In the listing that follows, how many lines contain the string "type"? Provide only the number.

--- begin ---

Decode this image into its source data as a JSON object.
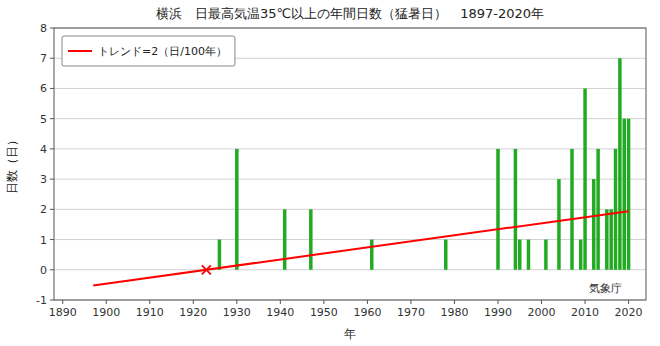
{
  "chart_data": {
    "type": "bar",
    "title": "横浜　日最高気温35℃以上の年間日数（猛暑日）　1897-2020年",
    "xlabel": "年",
    "ylabel": "日数（日）",
    "xlim": [
      1888,
      2024
    ],
    "ylim": [
      -1,
      8
    ],
    "xticks": [
      1890,
      1900,
      1910,
      1920,
      1930,
      1940,
      1950,
      1960,
      1970,
      1980,
      1990,
      2000,
      2010,
      2020
    ],
    "yticks": [
      -1,
      0,
      1,
      2,
      3,
      4,
      5,
      6,
      7,
      8
    ],
    "grid": true,
    "legend": "upper left",
    "annotation": "気象庁",
    "series": [
      {
        "type": "bar",
        "color": "#22aa22",
        "x": [
          1897,
          1898,
          1899,
          1900,
          1901,
          1902,
          1903,
          1904,
          1905,
          1906,
          1907,
          1908,
          1909,
          1910,
          1911,
          1912,
          1913,
          1914,
          1915,
          1916,
          1917,
          1918,
          1919,
          1920,
          1921,
          1922,
          1923,
          1924,
          1925,
          1926,
          1927,
          1928,
          1929,
          1930,
          1931,
          1932,
          1933,
          1934,
          1935,
          1936,
          1937,
          1938,
          1939,
          1940,
          1941,
          1942,
          1943,
          1944,
          1945,
          1946,
          1947,
          1948,
          1949,
          1950,
          1951,
          1952,
          1953,
          1954,
          1955,
          1956,
          1957,
          1958,
          1959,
          1960,
          1961,
          1962,
          1963,
          1964,
          1965,
          1966,
          1967,
          1968,
          1969,
          1970,
          1971,
          1972,
          1973,
          1974,
          1975,
          1976,
          1977,
          1978,
          1979,
          1980,
          1981,
          1982,
          1983,
          1984,
          1985,
          1986,
          1987,
          1988,
          1989,
          1990,
          1991,
          1992,
          1993,
          1994,
          1995,
          1996,
          1997,
          1998,
          1999,
          2000,
          2001,
          2002,
          2003,
          2004,
          2005,
          2006,
          2007,
          2008,
          2009,
          2010,
          2011,
          2012,
          2013,
          2014,
          2015,
          2016,
          2017,
          2018,
          2019,
          2020
        ],
        "values": [
          0,
          0,
          0,
          0,
          0,
          0,
          0,
          0,
          0,
          0,
          0,
          0,
          0,
          0,
          0,
          0,
          0,
          0,
          0,
          0,
          0,
          0,
          0,
          0,
          0,
          0,
          0,
          0,
          0,
          1,
          0,
          0,
          0,
          4,
          0,
          0,
          0,
          0,
          0,
          0,
          0,
          0,
          0,
          0,
          2,
          0,
          0,
          0,
          0,
          0,
          2,
          0,
          0,
          0,
          0,
          0,
          0,
          0,
          0,
          0,
          0,
          0,
          0,
          0,
          1,
          0,
          0,
          0,
          0,
          0,
          0,
          0,
          0,
          0,
          0,
          0,
          0,
          0,
          0,
          0,
          0,
          1,
          0,
          0,
          0,
          0,
          0,
          0,
          0,
          0,
          0,
          0,
          0,
          4,
          0,
          0,
          0,
          4,
          1,
          0,
          1,
          0,
          0,
          0,
          1,
          0,
          0,
          3,
          0,
          0,
          4,
          0,
          1,
          6,
          0,
          3,
          4,
          0,
          2,
          2,
          4,
          7,
          5,
          5
        ]
      },
      {
        "type": "line",
        "name": "トレンド=2（日/100年）",
        "color": "#ff0000",
        "x": [
          1897,
          2020
        ],
        "values": [
          -0.52,
          1.94
        ]
      },
      {
        "type": "scatter",
        "marker": "x",
        "color": "#ff0000",
        "x": [
          1923
        ],
        "values": [
          0
        ]
      }
    ]
  }
}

--- end ---

--- Solution to this task ---
4